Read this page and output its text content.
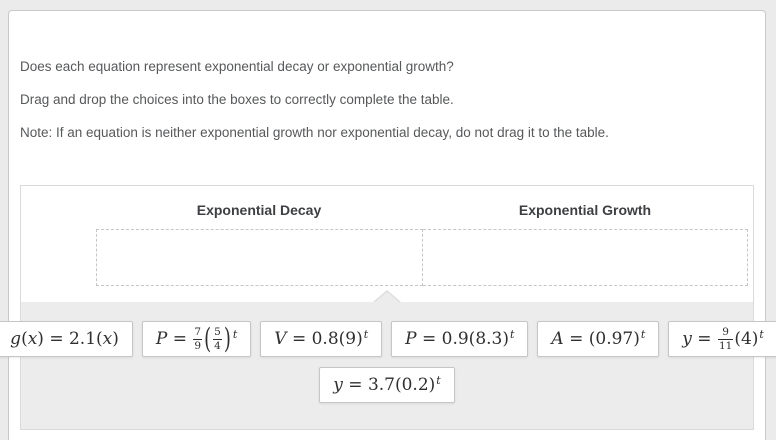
Does each equation represent exponential decay or exponential growth?

Drag and drop the choices into the boxes to correctly complete the table.

Note: If an equation is neither exponential growth nor exponential decay, do not drag it to the table.

Exponential Decay	Exponential Growth
g ( x ) = 2.1( x ) $P = \frac{7}{9}$ ( $\frac{5}{4}$ ) t V = 0.8(9) t P = 0.9(8.3) t A = (0.97) t $y = \frac{9}{11} (4)$ t
y = 3.7(0.2) t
------
Copy every line in the entries above that has the string "equation" in it.

:: Result of the exercise ::
Does each equation represent exponential decay or exponential growth?
Note: If an equation is neither exponential growth nor exponential decay, do not drag it to the table.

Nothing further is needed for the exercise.